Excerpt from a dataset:
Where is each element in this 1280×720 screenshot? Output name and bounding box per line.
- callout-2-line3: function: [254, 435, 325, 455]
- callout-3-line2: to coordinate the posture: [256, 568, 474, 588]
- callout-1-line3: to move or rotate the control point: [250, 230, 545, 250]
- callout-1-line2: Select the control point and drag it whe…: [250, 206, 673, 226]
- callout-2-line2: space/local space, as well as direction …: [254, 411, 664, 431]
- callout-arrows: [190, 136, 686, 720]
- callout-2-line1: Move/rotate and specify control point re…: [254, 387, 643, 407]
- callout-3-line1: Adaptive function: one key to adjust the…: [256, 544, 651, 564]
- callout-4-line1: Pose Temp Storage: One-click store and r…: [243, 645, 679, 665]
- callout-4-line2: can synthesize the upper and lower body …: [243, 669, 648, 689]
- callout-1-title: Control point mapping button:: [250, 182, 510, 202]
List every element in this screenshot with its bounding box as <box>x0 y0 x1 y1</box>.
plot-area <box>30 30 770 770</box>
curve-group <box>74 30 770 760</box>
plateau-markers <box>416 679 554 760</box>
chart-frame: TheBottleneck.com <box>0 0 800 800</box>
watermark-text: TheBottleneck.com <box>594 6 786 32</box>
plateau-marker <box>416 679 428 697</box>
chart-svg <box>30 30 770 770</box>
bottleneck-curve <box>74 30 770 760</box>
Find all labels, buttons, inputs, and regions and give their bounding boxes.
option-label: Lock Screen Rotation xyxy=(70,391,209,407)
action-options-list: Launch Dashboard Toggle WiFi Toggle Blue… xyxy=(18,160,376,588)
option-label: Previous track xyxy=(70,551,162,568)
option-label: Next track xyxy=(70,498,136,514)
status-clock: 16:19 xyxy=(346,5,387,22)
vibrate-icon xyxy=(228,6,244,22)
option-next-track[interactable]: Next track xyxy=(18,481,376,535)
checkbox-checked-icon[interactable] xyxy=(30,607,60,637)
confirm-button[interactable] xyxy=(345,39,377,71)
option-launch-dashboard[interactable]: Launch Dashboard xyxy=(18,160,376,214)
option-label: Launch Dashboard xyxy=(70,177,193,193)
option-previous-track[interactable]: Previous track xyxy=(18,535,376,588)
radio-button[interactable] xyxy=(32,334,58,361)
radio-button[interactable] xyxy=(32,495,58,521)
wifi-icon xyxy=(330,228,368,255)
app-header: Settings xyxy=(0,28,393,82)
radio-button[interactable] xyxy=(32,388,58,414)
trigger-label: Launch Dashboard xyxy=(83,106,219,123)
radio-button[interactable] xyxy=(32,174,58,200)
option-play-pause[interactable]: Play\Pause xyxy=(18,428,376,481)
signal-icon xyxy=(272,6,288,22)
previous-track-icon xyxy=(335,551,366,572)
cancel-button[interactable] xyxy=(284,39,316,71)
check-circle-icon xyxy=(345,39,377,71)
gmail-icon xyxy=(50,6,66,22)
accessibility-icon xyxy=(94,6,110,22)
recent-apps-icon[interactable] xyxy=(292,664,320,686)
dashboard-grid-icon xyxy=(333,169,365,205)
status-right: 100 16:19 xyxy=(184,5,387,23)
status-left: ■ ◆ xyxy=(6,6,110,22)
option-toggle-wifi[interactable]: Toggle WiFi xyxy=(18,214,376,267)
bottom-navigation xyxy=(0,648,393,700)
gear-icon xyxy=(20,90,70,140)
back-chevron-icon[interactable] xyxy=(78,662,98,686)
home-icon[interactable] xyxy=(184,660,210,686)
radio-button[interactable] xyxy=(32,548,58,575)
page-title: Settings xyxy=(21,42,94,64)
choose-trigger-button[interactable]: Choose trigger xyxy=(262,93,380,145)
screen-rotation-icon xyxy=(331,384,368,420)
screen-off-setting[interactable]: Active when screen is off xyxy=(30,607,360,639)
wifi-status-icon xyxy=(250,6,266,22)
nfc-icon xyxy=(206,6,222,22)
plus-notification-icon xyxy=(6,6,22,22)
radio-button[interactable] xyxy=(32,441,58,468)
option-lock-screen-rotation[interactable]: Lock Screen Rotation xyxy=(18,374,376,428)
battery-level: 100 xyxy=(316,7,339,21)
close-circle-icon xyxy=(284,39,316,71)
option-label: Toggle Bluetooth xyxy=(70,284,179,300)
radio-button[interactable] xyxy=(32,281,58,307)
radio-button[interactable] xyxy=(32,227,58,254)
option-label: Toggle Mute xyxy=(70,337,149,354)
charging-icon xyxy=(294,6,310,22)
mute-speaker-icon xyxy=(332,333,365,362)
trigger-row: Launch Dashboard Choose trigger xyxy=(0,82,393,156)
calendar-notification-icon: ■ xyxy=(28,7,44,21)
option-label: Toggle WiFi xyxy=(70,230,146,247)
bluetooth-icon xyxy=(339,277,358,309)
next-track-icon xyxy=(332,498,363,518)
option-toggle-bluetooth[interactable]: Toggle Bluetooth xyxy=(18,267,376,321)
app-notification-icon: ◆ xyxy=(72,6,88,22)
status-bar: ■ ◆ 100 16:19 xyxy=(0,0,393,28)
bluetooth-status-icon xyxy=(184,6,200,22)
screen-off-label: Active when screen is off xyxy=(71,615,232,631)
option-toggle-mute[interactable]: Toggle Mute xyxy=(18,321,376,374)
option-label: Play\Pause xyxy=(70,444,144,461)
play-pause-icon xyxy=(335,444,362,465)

AIM: Present the lines above as a Markdown table with the columns Row and Line. Number each row and omit any blank lines.

SOLUTION FOR THIS EXERCISE:
| Row | Line |
|---|---|
| 1 | Where is each element in this 1280×720 screenshot? Output name and bounding box per line. |
| 2 | - callout-2-line3: function: [254, 435, 325, 455] |
| 3 | - callout-3-line2: to coordinate the posture: [256, 568, 474, 588] |
| 4 | - callout-1-line3: to move or rotate the control point: [250, 230, 545, 250] |
| 5 | - callout-1-line2: Select the control point and drag it whe…: [250, 206, 673, 226] |
| 6 | - callout-2-line2: space/local space, as well as direction …: [254, 411, 664, 431] |
| 7 | - callout-arrows: [190, 136, 686, 720] |
| 8 | - callout-2-line1: Move/rotate and specify control point re…: [254, 387, 643, 407] |
| 9 | - callout-3-line1: Adaptive function: one key to adjust the…: [256, 544, 651, 564] |
| 10 | - callout-4-line1: Pose Temp Storage: One-click store and r…: [243, 645, 679, 665] |
| 11 | - callout-4-line2: can synthesize the upper and lower body …: [243, 669, 648, 689] |
| 12 | - callout-1-title: Control point mapping button:: [250, 182, 510, 202] |
| 13 | List every element in this screenshot with its bounding box as <box>x0 y0 x1 y1</box>. |
| 14 | plot-area <box>30 30 770 770</box> |
| 15 | curve-group <box>74 30 770 760</box> |
| 16 | plateau-markers <box>416 679 554 760</box> |
| 17 | chart-frame: TheBottleneck.com <box>0 0 800 800</box> |
| 18 | watermark-text: TheBottleneck.com <box>594 6 786 32</box> |
| 19 | plateau-marker <box>416 679 428 697</box> |
| 20 | chart-svg <box>30 30 770 770</box> |
| 21 | bottleneck-curve <box>74 30 770 760</box> |
| 22 | Find all labels, buttons, inputs, and regions and give their bounding boxes. |
| 23 | option-label: Lock Screen Rotation xyxy=(70,391,209,407) |
| 24 | action-options-list: Launch Dashboard Toggle WiFi Toggle Blue… xyxy=(18,160,376,588) |
| 25 | option-label: Previous track xyxy=(70,551,162,568) |
| 26 | option-label: Next track xyxy=(70,498,136,514) |
| 27 | status-clock: 16:19 xyxy=(346,5,387,22) |
| 28 | vibrate-icon xyxy=(228,6,244,22) |
| 29 | option-next-track[interactable]: Next track xyxy=(18,481,376,535) |
| 30 | checkbox-checked-icon[interactable] xyxy=(30,607,60,637) |
| 31 | confirm-button[interactable] xyxy=(345,39,377,71) |
| 32 | option-launch-dashboard[interactable]: Launch Dashboard xyxy=(18,160,376,214) |
| 33 | option-label: Launch Dashboard xyxy=(70,177,193,193) |
| 34 | option-previous-track[interactable]: Previous track xyxy=(18,535,376,588) |
| 35 | radio-button[interactable] xyxy=(32,334,58,361) |
| 36 | radio-button[interactable] xyxy=(32,495,58,521) |
| 37 | wifi-icon xyxy=(330,228,368,255) |
| 38 | app-header: Settings xyxy=(0,28,393,82) |
| 39 | radio-button[interactable] xyxy=(32,388,58,414) |
| 40 | trigger-label: Launch Dashboard xyxy=(83,106,219,123) |
| 41 | radio-button[interactable] xyxy=(32,174,58,200) |
| 42 | option-play-pause[interactable]: Play\Pause xyxy=(18,428,376,481) |
| 43 | signal-icon xyxy=(272,6,288,22) |
| 44 | previous-track-icon xyxy=(335,551,366,572) |
| 45 | cancel-button[interactable] xyxy=(284,39,316,71) |
| 46 | check-circle-icon xyxy=(345,39,377,71) |
| 47 | gmail-icon xyxy=(50,6,66,22) |
| 48 | accessibility-icon xyxy=(94,6,110,22) |
| 49 | recent-apps-icon[interactable] xyxy=(292,664,320,686) |
| 50 | dashboard-grid-icon xyxy=(333,169,365,205) |
| 51 | status-right: 100 16:19 xyxy=(184,5,387,23) |
| 52 | status-left: ■ ◆ xyxy=(6,6,110,22) |
| 53 | option-toggle-wifi[interactable]: Toggle WiFi xyxy=(18,214,376,267) |
| 54 | bottom-navigation xyxy=(0,648,393,700) |
| 55 | gear-icon xyxy=(20,90,70,140) |
| 56 | back-chevron-icon[interactable] xyxy=(78,662,98,686) |
| 57 | home-icon[interactable] xyxy=(184,660,210,686) |
| 58 | radio-button[interactable] xyxy=(32,548,58,575) |
| 59 | page-title: Settings xyxy=(21,42,94,64) |
| 60 | choose-trigger-button[interactable]: Choose trigger xyxy=(262,93,380,145) |
| 61 | screen-rotation-icon xyxy=(331,384,368,420) |
| 62 | screen-off-setting[interactable]: Active when screen is off xyxy=(30,607,360,639) |
| 63 | wifi-status-icon xyxy=(250,6,266,22) |
| 64 | nfc-icon xyxy=(206,6,222,22) |
| 65 | plus-notification-icon xyxy=(6,6,22,22) |
| 66 | radio-button[interactable] xyxy=(32,441,58,468) |
| 67 | option-lock-screen-rotation[interactable]: Lock Screen Rotation xyxy=(18,374,376,428) |
| 68 | battery-level: 100 xyxy=(316,7,339,21) |
| 69 | close-circle-icon xyxy=(284,39,316,71) |
| 70 | option-label: Toggle Bluetooth xyxy=(70,284,179,300) |
| 71 | radio-button[interactable] xyxy=(32,281,58,307) |
| 72 | radio-button[interactable] xyxy=(32,227,58,254) |
| 73 | option-label: Toggle Mute xyxy=(70,337,149,354) |
| 74 | charging-icon xyxy=(294,6,310,22) |
| 75 | mute-speaker-icon xyxy=(332,333,365,362) |
| 76 | trigger-row: Launch Dashboard Choose trigger xyxy=(0,82,393,156) |
| 77 | calendar-notification-icon: ■ xyxy=(28,7,44,21) |
| 78 | option-label: Toggle WiFi xyxy=(70,230,146,247) |
| 79 | bluetooth-icon xyxy=(339,277,358,309) |
| 80 | next-track-icon xyxy=(332,498,363,518) |
| 81 | option-toggle-bluetooth[interactable]: Toggle Bluetooth xyxy=(18,267,376,321) |
| 82 | app-notification-icon: ◆ xyxy=(72,6,88,22) |
| 83 | status-bar: ■ ◆ 100 16:19 xyxy=(0,0,393,28) |
| 84 | bluetooth-status-icon xyxy=(184,6,200,22) |
| 85 | screen-off-label: Active when screen is off xyxy=(71,615,232,631) |
| 86 | option-toggle-mute[interactable]: Toggle Mute xyxy=(18,321,376,374) |
| 87 | option-label: Play\Pause xyxy=(70,444,144,461) |
| 88 | play-pause-icon xyxy=(335,444,362,465) |